Find the string "mallas" in the entries and copy each line that has it.

[Start]

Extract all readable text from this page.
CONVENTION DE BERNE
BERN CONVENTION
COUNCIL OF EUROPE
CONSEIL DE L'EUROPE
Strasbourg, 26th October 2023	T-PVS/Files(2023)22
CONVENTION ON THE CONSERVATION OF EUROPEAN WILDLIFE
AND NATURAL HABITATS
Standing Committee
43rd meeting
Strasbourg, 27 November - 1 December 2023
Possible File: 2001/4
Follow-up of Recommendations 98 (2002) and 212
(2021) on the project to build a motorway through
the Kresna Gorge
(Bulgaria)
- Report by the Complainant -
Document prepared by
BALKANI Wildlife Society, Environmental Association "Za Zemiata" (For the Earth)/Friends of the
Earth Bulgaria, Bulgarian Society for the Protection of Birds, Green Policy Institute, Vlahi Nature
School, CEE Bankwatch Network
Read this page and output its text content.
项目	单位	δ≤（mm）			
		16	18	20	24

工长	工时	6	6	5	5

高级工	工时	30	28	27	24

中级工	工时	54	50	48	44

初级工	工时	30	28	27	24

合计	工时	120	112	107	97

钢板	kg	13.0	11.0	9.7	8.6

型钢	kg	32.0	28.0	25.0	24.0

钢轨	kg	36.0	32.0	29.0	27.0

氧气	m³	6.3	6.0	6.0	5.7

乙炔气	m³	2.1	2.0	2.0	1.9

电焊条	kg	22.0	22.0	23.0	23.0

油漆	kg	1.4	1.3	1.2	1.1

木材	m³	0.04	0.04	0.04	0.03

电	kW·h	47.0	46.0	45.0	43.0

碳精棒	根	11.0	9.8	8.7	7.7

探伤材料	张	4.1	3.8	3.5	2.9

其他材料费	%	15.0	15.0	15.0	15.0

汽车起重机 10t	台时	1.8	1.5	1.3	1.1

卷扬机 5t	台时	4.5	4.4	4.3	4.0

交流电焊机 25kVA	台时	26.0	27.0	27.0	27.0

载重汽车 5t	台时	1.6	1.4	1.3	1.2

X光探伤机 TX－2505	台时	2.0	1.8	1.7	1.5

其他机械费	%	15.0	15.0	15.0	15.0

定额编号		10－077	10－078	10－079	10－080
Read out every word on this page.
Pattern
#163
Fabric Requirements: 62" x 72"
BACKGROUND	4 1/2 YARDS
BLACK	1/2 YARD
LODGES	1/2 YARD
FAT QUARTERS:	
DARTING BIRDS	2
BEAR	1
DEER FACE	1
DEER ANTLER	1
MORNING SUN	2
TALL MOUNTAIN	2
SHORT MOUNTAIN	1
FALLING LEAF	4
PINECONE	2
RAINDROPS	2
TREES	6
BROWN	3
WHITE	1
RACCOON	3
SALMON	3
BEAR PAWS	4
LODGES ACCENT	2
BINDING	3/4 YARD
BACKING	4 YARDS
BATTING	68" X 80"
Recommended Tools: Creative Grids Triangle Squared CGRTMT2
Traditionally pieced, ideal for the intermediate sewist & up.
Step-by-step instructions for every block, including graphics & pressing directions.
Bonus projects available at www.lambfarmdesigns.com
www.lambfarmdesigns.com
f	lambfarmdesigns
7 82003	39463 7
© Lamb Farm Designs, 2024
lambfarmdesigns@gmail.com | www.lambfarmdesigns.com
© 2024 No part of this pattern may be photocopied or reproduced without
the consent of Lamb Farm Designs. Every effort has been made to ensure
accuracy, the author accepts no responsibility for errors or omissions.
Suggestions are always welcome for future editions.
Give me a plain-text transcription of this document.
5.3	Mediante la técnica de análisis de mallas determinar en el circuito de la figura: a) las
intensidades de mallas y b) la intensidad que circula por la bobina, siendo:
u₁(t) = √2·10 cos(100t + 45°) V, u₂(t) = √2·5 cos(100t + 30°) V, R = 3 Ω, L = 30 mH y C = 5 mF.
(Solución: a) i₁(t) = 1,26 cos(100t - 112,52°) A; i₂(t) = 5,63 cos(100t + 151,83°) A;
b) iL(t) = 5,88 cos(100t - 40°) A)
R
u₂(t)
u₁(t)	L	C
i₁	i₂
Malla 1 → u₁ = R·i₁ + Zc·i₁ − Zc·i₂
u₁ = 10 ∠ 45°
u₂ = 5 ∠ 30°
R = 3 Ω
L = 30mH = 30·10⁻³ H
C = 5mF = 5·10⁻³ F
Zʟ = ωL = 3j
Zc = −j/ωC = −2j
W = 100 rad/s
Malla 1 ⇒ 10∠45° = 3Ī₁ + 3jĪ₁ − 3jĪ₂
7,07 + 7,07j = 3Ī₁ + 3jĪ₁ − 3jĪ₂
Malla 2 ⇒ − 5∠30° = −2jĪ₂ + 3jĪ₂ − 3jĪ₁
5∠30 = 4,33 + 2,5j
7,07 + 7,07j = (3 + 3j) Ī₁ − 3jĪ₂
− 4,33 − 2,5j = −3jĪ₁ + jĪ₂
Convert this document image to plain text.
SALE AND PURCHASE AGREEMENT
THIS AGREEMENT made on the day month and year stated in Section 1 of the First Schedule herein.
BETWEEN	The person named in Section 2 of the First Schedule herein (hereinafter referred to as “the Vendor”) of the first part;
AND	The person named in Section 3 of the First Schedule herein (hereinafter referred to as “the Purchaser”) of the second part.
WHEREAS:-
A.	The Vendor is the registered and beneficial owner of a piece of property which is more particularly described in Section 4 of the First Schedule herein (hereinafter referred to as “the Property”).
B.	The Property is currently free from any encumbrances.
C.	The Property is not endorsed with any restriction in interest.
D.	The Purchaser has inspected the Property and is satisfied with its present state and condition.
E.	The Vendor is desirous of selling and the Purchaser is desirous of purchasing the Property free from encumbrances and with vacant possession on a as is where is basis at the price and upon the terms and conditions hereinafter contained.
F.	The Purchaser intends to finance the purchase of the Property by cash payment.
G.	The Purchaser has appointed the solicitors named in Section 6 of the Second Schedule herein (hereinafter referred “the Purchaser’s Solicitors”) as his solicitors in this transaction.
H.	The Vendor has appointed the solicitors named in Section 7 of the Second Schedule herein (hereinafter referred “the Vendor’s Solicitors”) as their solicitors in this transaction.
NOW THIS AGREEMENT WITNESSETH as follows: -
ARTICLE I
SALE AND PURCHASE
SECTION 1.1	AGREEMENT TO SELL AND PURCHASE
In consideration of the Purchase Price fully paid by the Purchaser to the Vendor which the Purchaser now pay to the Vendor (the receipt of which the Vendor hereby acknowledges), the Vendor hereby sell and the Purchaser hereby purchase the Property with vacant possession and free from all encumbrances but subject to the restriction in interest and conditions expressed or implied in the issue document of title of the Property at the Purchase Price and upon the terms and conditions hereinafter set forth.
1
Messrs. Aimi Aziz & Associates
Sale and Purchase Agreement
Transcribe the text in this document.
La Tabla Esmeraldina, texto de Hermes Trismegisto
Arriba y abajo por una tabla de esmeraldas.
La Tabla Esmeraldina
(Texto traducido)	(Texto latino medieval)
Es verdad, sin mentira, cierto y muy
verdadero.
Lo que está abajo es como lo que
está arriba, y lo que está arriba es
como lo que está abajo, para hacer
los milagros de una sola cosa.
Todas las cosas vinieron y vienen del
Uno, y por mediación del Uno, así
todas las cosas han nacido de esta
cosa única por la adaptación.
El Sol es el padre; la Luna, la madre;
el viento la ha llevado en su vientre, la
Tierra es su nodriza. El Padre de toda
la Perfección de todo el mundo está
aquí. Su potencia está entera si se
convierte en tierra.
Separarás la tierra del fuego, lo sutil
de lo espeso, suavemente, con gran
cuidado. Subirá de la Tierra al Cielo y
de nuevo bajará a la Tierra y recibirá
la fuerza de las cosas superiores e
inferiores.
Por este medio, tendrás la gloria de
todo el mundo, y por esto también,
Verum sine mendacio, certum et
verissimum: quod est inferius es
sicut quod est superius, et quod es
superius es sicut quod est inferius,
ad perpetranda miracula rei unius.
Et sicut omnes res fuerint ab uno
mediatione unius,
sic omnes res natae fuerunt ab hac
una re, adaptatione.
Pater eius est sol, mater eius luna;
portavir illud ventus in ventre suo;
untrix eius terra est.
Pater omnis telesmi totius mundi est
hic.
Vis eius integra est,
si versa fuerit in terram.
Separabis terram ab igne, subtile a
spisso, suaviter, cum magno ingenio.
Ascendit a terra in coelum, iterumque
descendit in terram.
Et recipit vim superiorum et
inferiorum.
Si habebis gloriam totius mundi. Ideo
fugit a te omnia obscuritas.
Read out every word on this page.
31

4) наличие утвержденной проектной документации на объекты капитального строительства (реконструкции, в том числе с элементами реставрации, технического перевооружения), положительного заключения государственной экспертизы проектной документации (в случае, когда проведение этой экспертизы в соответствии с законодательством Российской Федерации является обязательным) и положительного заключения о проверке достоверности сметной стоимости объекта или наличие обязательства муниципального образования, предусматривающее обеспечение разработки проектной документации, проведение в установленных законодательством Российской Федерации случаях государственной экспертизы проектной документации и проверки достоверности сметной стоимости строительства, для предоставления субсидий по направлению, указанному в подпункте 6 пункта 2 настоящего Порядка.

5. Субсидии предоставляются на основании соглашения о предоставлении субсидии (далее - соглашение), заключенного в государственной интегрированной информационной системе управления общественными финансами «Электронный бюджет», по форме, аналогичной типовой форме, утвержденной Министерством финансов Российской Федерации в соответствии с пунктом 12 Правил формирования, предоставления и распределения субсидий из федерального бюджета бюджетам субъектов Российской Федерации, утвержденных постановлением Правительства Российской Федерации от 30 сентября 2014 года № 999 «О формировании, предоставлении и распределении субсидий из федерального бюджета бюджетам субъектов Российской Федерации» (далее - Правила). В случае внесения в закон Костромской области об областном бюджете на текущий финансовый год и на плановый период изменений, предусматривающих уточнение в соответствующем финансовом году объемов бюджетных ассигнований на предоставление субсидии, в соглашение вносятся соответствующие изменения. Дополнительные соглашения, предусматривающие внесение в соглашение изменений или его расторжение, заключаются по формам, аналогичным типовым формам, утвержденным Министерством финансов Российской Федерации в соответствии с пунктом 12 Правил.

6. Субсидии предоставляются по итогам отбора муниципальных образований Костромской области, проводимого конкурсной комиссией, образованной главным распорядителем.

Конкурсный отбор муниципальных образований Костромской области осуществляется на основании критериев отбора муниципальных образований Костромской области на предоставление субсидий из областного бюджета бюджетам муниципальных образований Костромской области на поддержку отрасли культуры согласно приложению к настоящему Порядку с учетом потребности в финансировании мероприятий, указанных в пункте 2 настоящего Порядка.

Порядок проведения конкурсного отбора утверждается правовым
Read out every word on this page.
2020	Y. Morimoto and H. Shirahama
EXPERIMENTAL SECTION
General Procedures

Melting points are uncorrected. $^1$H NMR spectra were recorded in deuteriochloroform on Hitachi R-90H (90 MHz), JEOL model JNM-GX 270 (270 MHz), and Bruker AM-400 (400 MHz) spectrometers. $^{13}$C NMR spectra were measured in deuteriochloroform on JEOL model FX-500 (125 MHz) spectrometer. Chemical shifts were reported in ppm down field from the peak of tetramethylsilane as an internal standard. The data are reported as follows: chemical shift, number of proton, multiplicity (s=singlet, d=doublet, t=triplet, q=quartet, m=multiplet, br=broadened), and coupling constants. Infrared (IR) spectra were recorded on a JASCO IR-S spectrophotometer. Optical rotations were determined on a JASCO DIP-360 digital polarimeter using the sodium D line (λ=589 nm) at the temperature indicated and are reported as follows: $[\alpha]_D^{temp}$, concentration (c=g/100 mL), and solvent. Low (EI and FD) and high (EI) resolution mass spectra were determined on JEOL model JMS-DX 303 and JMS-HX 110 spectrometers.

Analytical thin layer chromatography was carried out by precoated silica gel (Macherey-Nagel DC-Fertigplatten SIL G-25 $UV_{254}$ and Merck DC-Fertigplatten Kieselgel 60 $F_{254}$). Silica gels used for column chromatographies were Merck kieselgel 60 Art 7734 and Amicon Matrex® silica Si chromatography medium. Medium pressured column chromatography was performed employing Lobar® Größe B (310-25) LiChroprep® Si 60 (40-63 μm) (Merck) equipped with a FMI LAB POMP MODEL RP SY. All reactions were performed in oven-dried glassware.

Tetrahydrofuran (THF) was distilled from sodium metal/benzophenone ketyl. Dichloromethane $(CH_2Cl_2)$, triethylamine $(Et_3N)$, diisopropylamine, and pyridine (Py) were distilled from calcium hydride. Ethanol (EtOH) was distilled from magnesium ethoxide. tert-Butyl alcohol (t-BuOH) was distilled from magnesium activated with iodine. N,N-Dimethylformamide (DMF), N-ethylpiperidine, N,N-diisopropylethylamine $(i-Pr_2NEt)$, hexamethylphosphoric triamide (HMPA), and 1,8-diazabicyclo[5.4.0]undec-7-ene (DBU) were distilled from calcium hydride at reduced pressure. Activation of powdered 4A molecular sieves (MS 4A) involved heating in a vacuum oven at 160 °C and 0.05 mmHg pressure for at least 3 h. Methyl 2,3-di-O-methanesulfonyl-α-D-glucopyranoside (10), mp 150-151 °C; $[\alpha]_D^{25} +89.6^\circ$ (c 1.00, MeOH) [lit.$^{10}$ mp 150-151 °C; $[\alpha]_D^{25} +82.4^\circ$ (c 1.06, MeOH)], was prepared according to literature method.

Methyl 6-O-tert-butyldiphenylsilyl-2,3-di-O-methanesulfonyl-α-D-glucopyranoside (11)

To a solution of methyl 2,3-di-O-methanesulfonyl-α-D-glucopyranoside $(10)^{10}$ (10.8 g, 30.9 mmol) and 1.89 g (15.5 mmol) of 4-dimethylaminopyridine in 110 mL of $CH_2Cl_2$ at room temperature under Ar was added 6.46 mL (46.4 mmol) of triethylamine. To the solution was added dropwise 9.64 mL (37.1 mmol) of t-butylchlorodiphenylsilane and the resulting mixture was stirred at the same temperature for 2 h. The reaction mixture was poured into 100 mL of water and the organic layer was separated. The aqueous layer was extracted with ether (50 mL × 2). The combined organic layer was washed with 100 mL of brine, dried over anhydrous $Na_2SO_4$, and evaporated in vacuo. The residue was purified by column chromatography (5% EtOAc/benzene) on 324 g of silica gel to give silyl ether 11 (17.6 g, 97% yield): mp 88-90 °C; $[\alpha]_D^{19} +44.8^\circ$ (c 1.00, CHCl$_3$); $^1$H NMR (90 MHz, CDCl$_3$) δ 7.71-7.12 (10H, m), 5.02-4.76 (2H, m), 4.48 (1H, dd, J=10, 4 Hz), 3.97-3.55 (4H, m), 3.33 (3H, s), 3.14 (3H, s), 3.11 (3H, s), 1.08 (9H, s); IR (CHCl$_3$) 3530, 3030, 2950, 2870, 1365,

[End]

Solution –
5.3	Mediante la técnica de análisis de mallas determinar en el circuito de la figura: a) las
intensidades de mallas y b) la intensidad que circula por la bobina, siendo:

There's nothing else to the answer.